What you are asked to do: Transcribe all the entries word for word, omitting any pictures they contain.

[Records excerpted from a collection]
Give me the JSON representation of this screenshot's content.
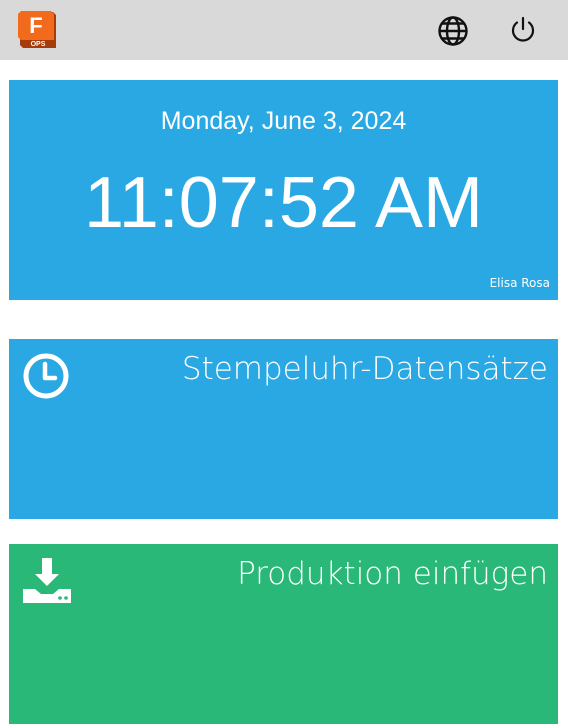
{
  "header": {
    "logo": {
      "letter": "F",
      "sub": "OPS",
      "colors": {
        "primary": "#f26b1d",
        "dark": "#a63c0c"
      }
    },
    "icons": {
      "language": "globe-icon",
      "power": "power-icon"
    }
  },
  "clock": {
    "date": "Monday, June 3, 2024",
    "time": "11:07:52 AM",
    "user": "Elisa Rosa",
    "color": "#29a8e3"
  },
  "tiles": [
    {
      "label": "Stempeluhr-Datensätze",
      "icon": "clock-icon",
      "color": "#29a8e3"
    },
    {
      "label": "Produktion einfügen",
      "icon": "download-icon",
      "color": "#29b877"
    }
  ]
}
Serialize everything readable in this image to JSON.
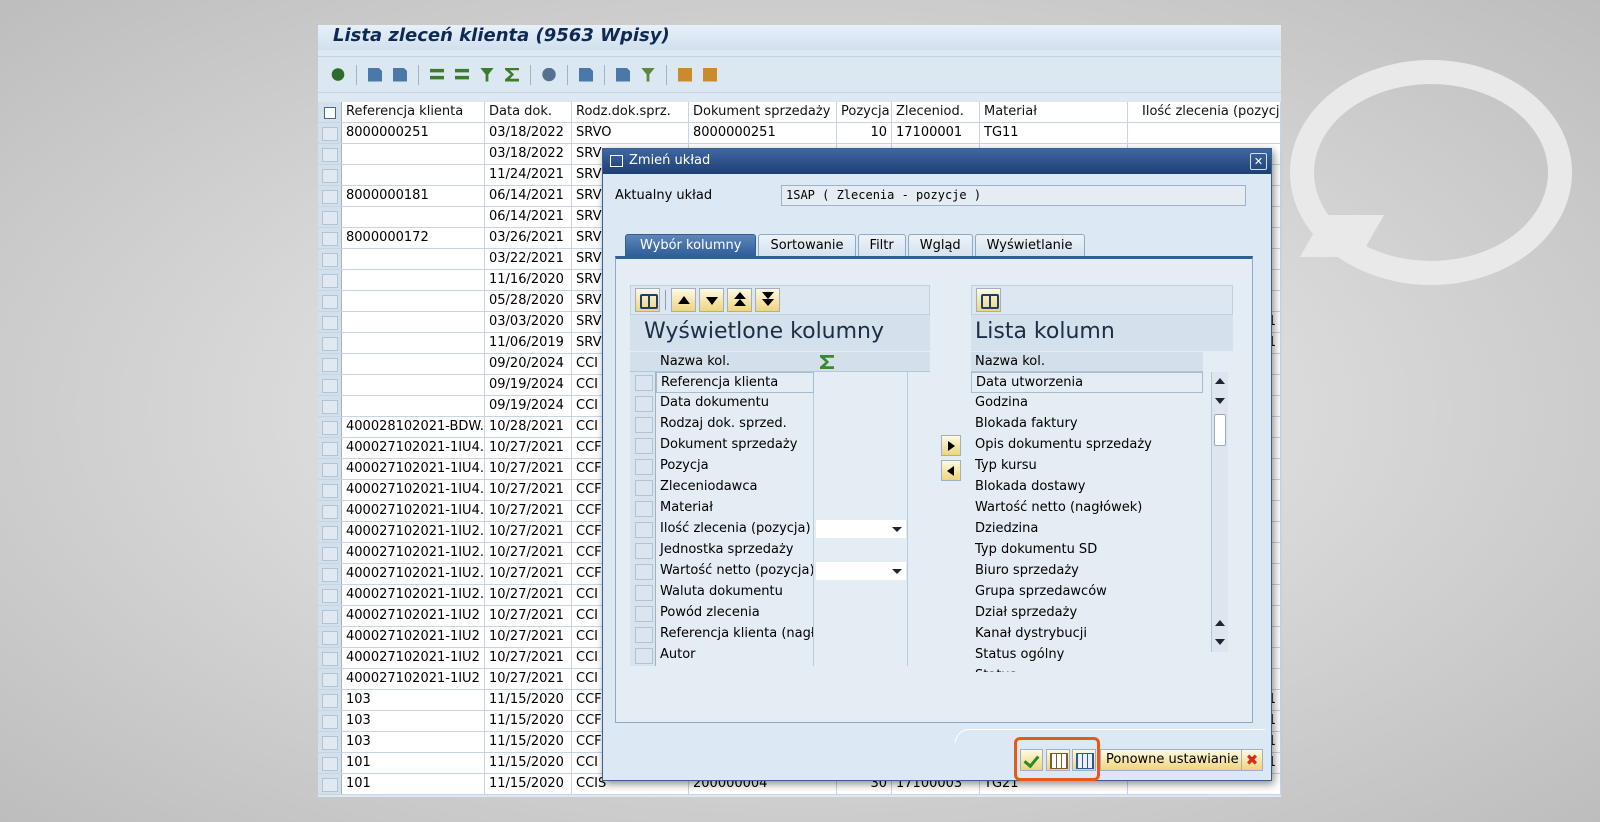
{
  "window": {
    "title": "Lista zleceń klienta (9563 Wpisy)"
  },
  "grid": {
    "columns": [
      "Referencja klienta",
      "Data dok.",
      "Rodz.dok.sprz.",
      "Dokument sprzedaży",
      "Pozycja",
      "Zleceniod.",
      "Materiał",
      "Ilość zlecenia (pozycja)"
    ],
    "rows": [
      [
        "8000000251",
        "03/18/2022",
        "SRVO",
        "8000000251",
        "10",
        "17100001",
        "TG11",
        ""
      ],
      [
        "",
        "03/18/2022",
        "SRV",
        "",
        "",
        "",
        "",
        ""
      ],
      [
        "",
        "11/24/2021",
        "SRV",
        "",
        "",
        "",
        "",
        ""
      ],
      [
        "8000000181",
        "06/14/2021",
        "SRV",
        "",
        "",
        "",
        "",
        ""
      ],
      [
        "",
        "06/14/2021",
        "SRV",
        "",
        "",
        "",
        "",
        ""
      ],
      [
        "8000000172",
        "03/26/2021",
        "SRV",
        "",
        "",
        "",
        "",
        ""
      ],
      [
        "",
        "03/22/2021",
        "SRV",
        "",
        "",
        "",
        "",
        ""
      ],
      [
        "",
        "11/16/2020",
        "SRV",
        "",
        "",
        "",
        "",
        ""
      ],
      [
        "",
        "05/28/2020",
        "SRV",
        "",
        "",
        "",
        "",
        ""
      ],
      [
        "",
        "03/03/2020",
        "SRV",
        "",
        "",
        "",
        "",
        "1"
      ],
      [
        "",
        "11/06/2019",
        "SRV",
        "",
        "",
        "",
        "",
        "1"
      ],
      [
        "",
        "09/20/2024",
        "CCI",
        "",
        "",
        "",
        "",
        ""
      ],
      [
        "",
        "09/19/2024",
        "CCI",
        "",
        "",
        "",
        "",
        ""
      ],
      [
        "",
        "09/19/2024",
        "CCI",
        "",
        "",
        "",
        "",
        ""
      ],
      [
        "400028102021-BDW...",
        "10/28/2021",
        "CCI",
        "",
        "",
        "",
        "",
        ""
      ],
      [
        "400027102021-1IU4.1",
        "10/27/2021",
        "CCF",
        "",
        "",
        "",
        "",
        ""
      ],
      [
        "400027102021-1IU4.1",
        "10/27/2021",
        "CCF",
        "",
        "",
        "",
        "",
        ""
      ],
      [
        "400027102021-1IU4.1",
        "10/27/2021",
        "CCF",
        "",
        "",
        "",
        "",
        ""
      ],
      [
        "400027102021-1IU4.1",
        "10/27/2021",
        "CCF",
        "",
        "",
        "",
        "",
        ""
      ],
      [
        "400027102021-1IU2.1",
        "10/27/2021",
        "CCF",
        "",
        "",
        "",
        "",
        ""
      ],
      [
        "400027102021-1IU2.1",
        "10/27/2021",
        "CCF",
        "",
        "",
        "",
        "",
        ""
      ],
      [
        "400027102021-1IU2.1",
        "10/27/2021",
        "CCF",
        "",
        "",
        "",
        "",
        ""
      ],
      [
        "400027102021-1IU2.1",
        "10/27/2021",
        "CCI",
        "",
        "",
        "",
        "",
        ""
      ],
      [
        "400027102021-1IU2",
        "10/27/2021",
        "CCI",
        "",
        "",
        "",
        "",
        ""
      ],
      [
        "400027102021-1IU2",
        "10/27/2021",
        "CCI",
        "",
        "",
        "",
        "",
        ""
      ],
      [
        "400027102021-1IU2",
        "10/27/2021",
        "CCI",
        "",
        "",
        "",
        "",
        ""
      ],
      [
        "400027102021-1IU2",
        "10/27/2021",
        "CCI",
        "",
        "",
        "",
        "",
        ""
      ],
      [
        "103",
        "11/15/2020",
        "CCF",
        "",
        "",
        "",
        "",
        "1"
      ],
      [
        "103",
        "11/15/2020",
        "CCF",
        "",
        "",
        "",
        "",
        "1"
      ],
      [
        "103",
        "11/15/2020",
        "CCF",
        "",
        "",
        "",
        "",
        "1"
      ],
      [
        "101",
        "11/15/2020",
        "CCI",
        "",
        "",
        "",
        "",
        "1"
      ],
      [
        "101",
        "11/15/2020",
        "CCIS",
        "200000004",
        "30",
        "17100003",
        "TG21",
        ""
      ]
    ]
  },
  "dialog": {
    "title": "Zmień układ",
    "current_layout_label": "Aktualny układ",
    "current_layout_value": "1SAP ( Zlecenia - pozycje )",
    "tabs": [
      "Wybór kolumny",
      "Sortowanie",
      "Filtr",
      "Wgląd",
      "Wyświetlanie"
    ],
    "active_tab": "Wybór kolumny",
    "displayed": {
      "title": "Wyświetlone kolumny",
      "col_header": "Nazwa kol.",
      "items": [
        "Referencja klienta",
        "Data dokumentu",
        "Rodzaj dok. sprzed.",
        "Dokument sprzedaży",
        "Pozycja",
        "Zleceniodawca",
        "Materiał",
        "Ilość zlecenia (pozycja)",
        "Jednostka sprzedaży",
        "Wartość netto (pozycja)",
        "Waluta dokumentu",
        "Powód zlecenia",
        "Referencja klienta (nagł...",
        "Autor"
      ],
      "aggregation_rows": [
        7,
        9
      ]
    },
    "available": {
      "title": "Lista kolumn",
      "col_header": "Nazwa kol.",
      "items": [
        "Data utworzenia",
        "Godzina",
        "Blokada faktury",
        "Opis dokumentu sprzedaży",
        "Typ kursu",
        "Blokada dostawy",
        "Wartość netto (nagłówek)",
        "Dziedzina",
        "Typ dokumentu SD",
        "Biuro sprzedaży",
        "Grupa sprzedawców",
        "Dział sprzedaży",
        "Kanał dystrybucji",
        "Status ogólny",
        "Status..."
      ]
    },
    "footer": {
      "reset_label": "Ponowne ustawianie"
    }
  },
  "colors": {
    "accent": "#2f5e99",
    "highlight": "#e75a14",
    "title_bar": "#1d3f72"
  }
}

Task output:
Give me the JSON representation of this screenshot's content.
{
  "header": {
    "logo": {
      "letter": "F",
      "sub": "OPS",
      "colors": {
        "primary": "#f26b1d",
        "dark": "#a63c0c"
      }
    },
    "icons": {
      "language": "globe-icon",
      "power": "power-icon"
    }
  },
  "clock": {
    "date": "Monday, June 3, 2024",
    "time": "11:07:52 AM",
    "user": "Elisa Rosa",
    "color": "#29a8e3"
  },
  "tiles": [
    {
      "label": "Stempeluhr-Datensätze",
      "icon": "clock-icon",
      "color": "#29a8e3"
    },
    {
      "label": "Produktion einfügen",
      "icon": "download-icon",
      "color": "#29b877"
    }
  ]
}
Serialize everything readable in this image to JSON.
{
  "window": {
    "title": "Lista zleceń klienta (9563 Wpisy)"
  },
  "grid": {
    "columns": [
      "Referencja klienta",
      "Data dok.",
      "Rodz.dok.sprz.",
      "Dokument sprzedaży",
      "Pozycja",
      "Zleceniod.",
      "Materiał",
      "Ilość zlecenia (pozycja)"
    ],
    "rows": [
      [
        "8000000251",
        "03/18/2022",
        "SRVO",
        "8000000251",
        "10",
        "17100001",
        "TG11",
        ""
      ],
      [
        "",
        "03/18/2022",
        "SRV",
        "",
        "",
        "",
        "",
        ""
      ],
      [
        "",
        "11/24/2021",
        "SRV",
        "",
        "",
        "",
        "",
        ""
      ],
      [
        "8000000181",
        "06/14/2021",
        "SRV",
        "",
        "",
        "",
        "",
        ""
      ],
      [
        "",
        "06/14/2021",
        "SRV",
        "",
        "",
        "",
        "",
        ""
      ],
      [
        "8000000172",
        "03/26/2021",
        "SRV",
        "",
        "",
        "",
        "",
        ""
      ],
      [
        "",
        "03/22/2021",
        "SRV",
        "",
        "",
        "",
        "",
        ""
      ],
      [
        "",
        "11/16/2020",
        "SRV",
        "",
        "",
        "",
        "",
        ""
      ],
      [
        "",
        "05/28/2020",
        "SRV",
        "",
        "",
        "",
        "",
        ""
      ],
      [
        "",
        "03/03/2020",
        "SRV",
        "",
        "",
        "",
        "",
        "1"
      ],
      [
        "",
        "11/06/2019",
        "SRV",
        "",
        "",
        "",
        "",
        "1"
      ],
      [
        "",
        "09/20/2024",
        "CCI",
        "",
        "",
        "",
        "",
        ""
      ],
      [
        "",
        "09/19/2024",
        "CCI",
        "",
        "",
        "",
        "",
        ""
      ],
      [
        "",
        "09/19/2024",
        "CCI",
        "",
        "",
        "",
        "",
        ""
      ],
      [
        "400028102021-BDW...",
        "10/28/2021",
        "CCI",
        "",
        "",
        "",
        "",
        ""
      ],
      [
        "400027102021-1IU4.1",
        "10/27/2021",
        "CCF",
        "",
        "",
        "",
        "",
        ""
      ],
      [
        "400027102021-1IU4.1",
        "10/27/2021",
        "CCF",
        "",
        "",
        "",
        "",
        ""
      ],
      [
        "400027102021-1IU4.1",
        "10/27/2021",
        "CCF",
        "",
        "",
        "",
        "",
        ""
      ],
      [
        "400027102021-1IU4.1",
        "10/27/2021",
        "CCF",
        "",
        "",
        "",
        "",
        ""
      ],
      [
        "400027102021-1IU2.1",
        "10/27/2021",
        "CCF",
        "",
        "",
        "",
        "",
        ""
      ],
      [
        "400027102021-1IU2.1",
        "10/27/2021",
        "CCF",
        "",
        "",
        "",
        "",
        ""
      ],
      [
        "400027102021-1IU2.1",
        "10/27/2021",
        "CCF",
        "",
        "",
        "",
        "",
        ""
      ],
      [
        "400027102021-1IU2.1",
        "10/27/2021",
        "CCI",
        "",
        "",
        "",
        "",
        ""
      ],
      [
        "400027102021-1IU2",
        "10/27/2021",
        "CCI",
        "",
        "",
        "",
        "",
        ""
      ],
      [
        "400027102021-1IU2",
        "10/27/2021",
        "CCI",
        "",
        "",
        "",
        "",
        ""
      ],
      [
        "400027102021-1IU2",
        "10/27/2021",
        "CCI",
        "",
        "",
        "",
        "",
        ""
      ],
      [
        "400027102021-1IU2",
        "10/27/2021",
        "CCI",
        "",
        "",
        "",
        "",
        ""
      ],
      [
        "103",
        "11/15/2020",
        "CCF",
        "",
        "",
        "",
        "",
        "1"
      ],
      [
        "103",
        "11/15/2020",
        "CCF",
        "",
        "",
        "",
        "",
        "1"
      ],
      [
        "103",
        "11/15/2020",
        "CCF",
        "",
        "",
        "",
        "",
        "1"
      ],
      [
        "101",
        "11/15/2020",
        "CCI",
        "",
        "",
        "",
        "",
        "1"
      ],
      [
        "101",
        "11/15/2020",
        "CCIS",
        "200000004",
        "30",
        "17100003",
        "TG21",
        ""
      ]
    ]
  },
  "dialog": {
    "title": "Zmień układ",
    "current_layout_label": "Aktualny układ",
    "current_layout_value": "1SAP ( Zlecenia - pozycje )",
    "tabs": [
      "Wybór kolumny",
      "Sortowanie",
      "Filtr",
      "Wgląd",
      "Wyświetlanie"
    ],
    "active_tab": "Wybór kolumny",
    "displayed": {
      "title": "Wyświetlone kolumny",
      "col_header": "Nazwa kol.",
      "items": [
        "Referencja klienta",
        "Data dokumentu",
        "Rodzaj dok. sprzed.",
        "Dokument sprzedaży",
        "Pozycja",
        "Zleceniodawca",
        "Materiał",
        "Ilość zlecenia (pozycja)",
        "Jednostka sprzedaży",
        "Wartość netto (pozycja)",
        "Waluta dokumentu",
        "Powód zlecenia",
        "Referencja klienta (nagł...",
        "Autor"
      ],
      "aggregation_rows": [
        7,
        9
      ]
    },
    "available": {
      "title": "Lista kolumn",
      "col_header": "Nazwa kol.",
      "items": [
        "Data utworzenia",
        "Godzina",
        "Blokada faktury",
        "Opis dokumentu sprzedaży",
        "Typ kursu",
        "Blokada dostawy",
        "Wartość netto (nagłówek)",
        "Dziedzina",
        "Typ dokumentu SD",
        "Biuro sprzedaży",
        "Grupa sprzedawców",
        "Dział sprzedaży",
        "Kanał dystrybucji",
        "Status ogólny",
        "Status..."
      ]
    },
    "footer": {
      "reset_label": "Ponowne ustawianie"
    }
  },
  "colors": {
    "accent": "#2f5e99",
    "highlight": "#e75a14",
    "title_bar": "#1d3f72"
  }
}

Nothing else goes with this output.